TASK BRIEF | A line counts if it contains the word "maps" at least once. State how many such lines the records contain, giving the number alone.

DATA LISTING |

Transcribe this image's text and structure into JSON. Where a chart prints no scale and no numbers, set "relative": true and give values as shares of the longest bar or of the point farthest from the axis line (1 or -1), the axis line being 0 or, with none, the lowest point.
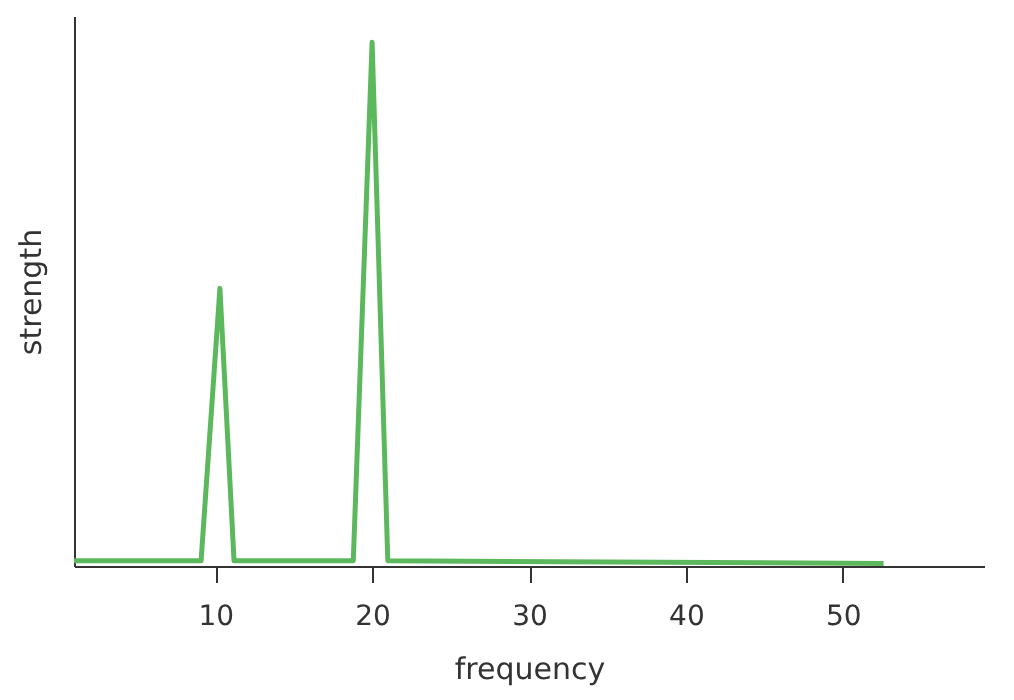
{
  "chart_data": {
    "type": "line",
    "xlabel": "frequency",
    "ylabel": "strength",
    "relative": true,
    "x": [
      1,
      9.1,
      10.3,
      11.2,
      18.8,
      20,
      21,
      52.6
    ],
    "series": [
      {
        "color": "#5cb85c",
        "values": [
          0.01,
          0.01,
          0.53,
          0.01,
          0.01,
          1,
          0.01,
          0.005
        ]
      }
    ],
    "xlim": [
      1,
      59
    ],
    "xticks": [
      10,
      20,
      30,
      40,
      50
    ],
    "grid": false
  }
}
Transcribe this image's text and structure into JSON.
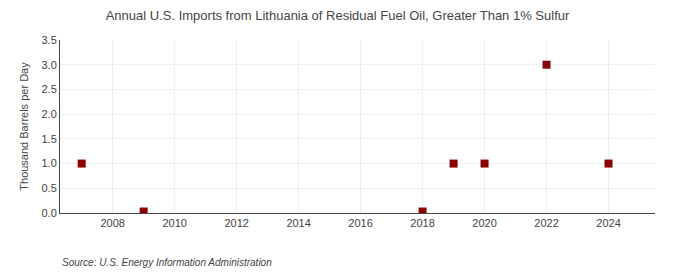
{
  "chart_data": {
    "type": "scatter",
    "title": "Annual U.S. Imports from Lithuania of Residual Fuel Oil, Greater Than 1% Sulfur",
    "ylabel": "Thousand Barrels per Day",
    "annotations": [
      "Source: U.S. Energy Information Administration"
    ],
    "x": [
      2007,
      2009,
      2018,
      2019,
      2020,
      2022,
      2024
    ],
    "values": [
      1.0,
      0.03,
      0.03,
      1.0,
      1.0,
      3.0,
      1.0
    ],
    "color": "#8b0000",
    "marker": "square",
    "xlim": [
      2006.3,
      2025.5
    ],
    "ylim": [
      0.0,
      3.5
    ],
    "xticks": [
      2008,
      2010,
      2012,
      2014,
      2016,
      2018,
      2020,
      2022,
      2024
    ],
    "yticks": [
      {
        "value": 0,
        "label": "0.0"
      },
      0.5,
      {
        "value": 1,
        "label": "1.0"
      },
      1.5,
      {
        "value": 2,
        "label": "2.0"
      },
      2.5,
      {
        "value": 3,
        "label": "3.0"
      },
      3.5
    ],
    "grid": true
  }
}
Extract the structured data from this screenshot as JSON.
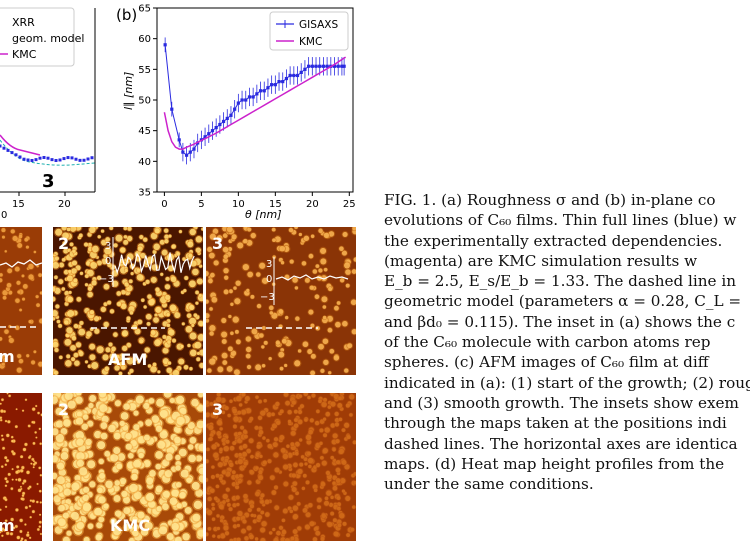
{
  "panel_a": {
    "legend": [
      "XRR",
      "geom. model",
      "KMC"
    ],
    "xlabel": "0",
    "xticks": [
      "15",
      "20"
    ],
    "marker": "3"
  },
  "panel_b": {
    "label": "(b)",
    "legend": [
      "GISAXS",
      "KMC"
    ]
  },
  "chart_data": {
    "type": "line",
    "title": "",
    "xlabel": "θ [nm]",
    "ylabel": "l∥ [nm]",
    "xlim": [
      -1,
      25.5
    ],
    "ylim": [
      35,
      65
    ],
    "xticks": [
      0,
      5,
      10,
      15,
      20,
      25
    ],
    "yticks": [
      35,
      40,
      45,
      50,
      55,
      60,
      65
    ],
    "grid": false,
    "legend_position": "top-right",
    "series": [
      {
        "name": "GISAXS",
        "color": "#2a2ae0",
        "x": [
          0.1,
          1,
          2,
          2.5,
          3,
          3.5,
          4,
          4.5,
          5,
          5.5,
          6,
          6.5,
          7,
          7.5,
          8,
          8.5,
          9,
          9.5,
          10,
          10.5,
          11,
          11.5,
          12,
          12.5,
          13,
          13.5,
          14,
          14.5,
          15,
          15.5,
          16,
          16.5,
          17,
          17.5,
          18,
          18.5,
          19,
          19.5,
          20,
          20.5,
          21,
          21.5,
          22,
          22.5,
          23,
          23.5,
          24,
          24.3
        ],
        "y": [
          59,
          48.5,
          43.5,
          41.5,
          41,
          41.5,
          42,
          43,
          43.5,
          44,
          44.5,
          45,
          45.5,
          46,
          46.5,
          47,
          47.5,
          48.5,
          49.5,
          50,
          50,
          50.5,
          50.5,
          51,
          51.5,
          51.5,
          52,
          52.5,
          52.5,
          53,
          53,
          53.5,
          54,
          54,
          54,
          54.5,
          55,
          55.5,
          55.5,
          55.5,
          55.5,
          55.5,
          55.5,
          55.5,
          55.5,
          55.5,
          55.5,
          55.5
        ]
      },
      {
        "name": "KMC",
        "color": "#cc22cc",
        "x": [
          0,
          0.5,
          1,
          1.5,
          2,
          2.5,
          3,
          4,
          5,
          6,
          7,
          8,
          9,
          10,
          11,
          12,
          13,
          14,
          15,
          16,
          17,
          18,
          19,
          20,
          21,
          22,
          23,
          24,
          24.5
        ],
        "y": [
          48,
          45,
          43.2,
          42.3,
          42,
          42,
          42.3,
          42.8,
          43.4,
          44,
          44.6,
          45.3,
          46,
          46.7,
          47.4,
          48.1,
          48.8,
          49.5,
          50.2,
          50.9,
          51.6,
          52.3,
          53,
          53.7,
          54.4,
          55.1,
          55.8,
          56.6,
          57
        ]
      }
    ]
  },
  "afm_row": [
    {
      "num": "",
      "tag": "m",
      "inset_ticks": []
    },
    {
      "num": "2",
      "tag": "AFM",
      "inset_ticks": [
        "3",
        "0",
        "−3"
      ]
    },
    {
      "num": "3",
      "tag": "",
      "inset_ticks": [
        "3",
        "0",
        "−3"
      ]
    }
  ],
  "kmc_row": [
    {
      "num": "",
      "tag": "m"
    },
    {
      "num": "2",
      "tag": "KMC"
    },
    {
      "num": "3",
      "tag": ""
    }
  ],
  "caption_lines": [
    "FIG. 1.   (a) Roughness σ and (b) in-plane co",
    "evolutions of C₆₀ films. Thin full lines (blue) w",
    "the experimentally extracted dependencies.",
    "(magenta) are KMC simulation results w",
    "E_b = 2.5, E_s/E_b = 1.33. The dashed line in",
    "geometric model (parameters α = 0.28, C_L =",
    "and βd₀ = 0.115). The inset in (a) shows the c",
    "of the C₆₀ molecule with carbon atoms rep",
    "spheres. (c) AFM images of C₆₀ film at diff",
    "indicated in (a): (1) start of the growth; (2) roug",
    "and (3) smooth growth. The insets show exem",
    "through the maps taken at the positions indi",
    "dashed lines. The horizontal axes are identica",
    "maps. (d) Heat map height profiles from the",
    "under the same conditions."
  ]
}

ANSWER TO THIS PROBLEM | 2